━━━━━ ITEMS ━━━━━

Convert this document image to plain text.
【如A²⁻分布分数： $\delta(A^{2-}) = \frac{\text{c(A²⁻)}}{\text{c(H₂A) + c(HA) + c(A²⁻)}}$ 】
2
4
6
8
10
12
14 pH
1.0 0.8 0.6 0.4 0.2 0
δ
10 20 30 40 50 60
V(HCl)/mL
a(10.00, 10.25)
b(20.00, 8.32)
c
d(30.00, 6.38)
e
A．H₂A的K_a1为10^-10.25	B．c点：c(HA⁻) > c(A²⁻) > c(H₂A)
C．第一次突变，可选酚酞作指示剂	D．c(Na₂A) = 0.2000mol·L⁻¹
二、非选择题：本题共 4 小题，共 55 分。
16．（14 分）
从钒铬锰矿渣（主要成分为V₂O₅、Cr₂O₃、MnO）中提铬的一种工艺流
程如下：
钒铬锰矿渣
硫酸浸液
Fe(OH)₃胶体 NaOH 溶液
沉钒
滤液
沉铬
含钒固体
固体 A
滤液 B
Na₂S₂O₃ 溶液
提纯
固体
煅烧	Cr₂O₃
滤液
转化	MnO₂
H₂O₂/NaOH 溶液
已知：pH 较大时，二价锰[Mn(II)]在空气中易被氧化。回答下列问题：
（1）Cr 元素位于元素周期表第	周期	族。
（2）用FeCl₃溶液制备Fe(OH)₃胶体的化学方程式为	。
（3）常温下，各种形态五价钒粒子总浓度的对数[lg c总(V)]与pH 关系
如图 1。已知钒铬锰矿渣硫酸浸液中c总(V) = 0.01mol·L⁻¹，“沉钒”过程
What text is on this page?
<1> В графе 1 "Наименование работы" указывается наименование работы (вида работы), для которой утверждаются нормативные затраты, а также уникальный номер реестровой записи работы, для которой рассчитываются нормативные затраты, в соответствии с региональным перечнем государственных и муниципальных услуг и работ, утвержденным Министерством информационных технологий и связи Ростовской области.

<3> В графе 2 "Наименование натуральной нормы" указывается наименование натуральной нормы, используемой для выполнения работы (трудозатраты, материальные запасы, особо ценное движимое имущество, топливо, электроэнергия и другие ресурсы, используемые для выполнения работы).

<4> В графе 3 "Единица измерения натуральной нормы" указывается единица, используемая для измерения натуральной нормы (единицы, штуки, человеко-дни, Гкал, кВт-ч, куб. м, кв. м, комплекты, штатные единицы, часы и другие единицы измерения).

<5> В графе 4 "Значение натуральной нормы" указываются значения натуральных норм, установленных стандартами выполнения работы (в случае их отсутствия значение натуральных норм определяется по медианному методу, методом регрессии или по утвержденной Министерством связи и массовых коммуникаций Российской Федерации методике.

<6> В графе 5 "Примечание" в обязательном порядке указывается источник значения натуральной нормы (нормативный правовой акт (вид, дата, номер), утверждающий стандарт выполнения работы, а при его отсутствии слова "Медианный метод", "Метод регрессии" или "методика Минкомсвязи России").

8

━━━━━

WORK TO COMPLETE => Give the count of lines containing "регрессии", with no added text.

THE OUTPUT => 2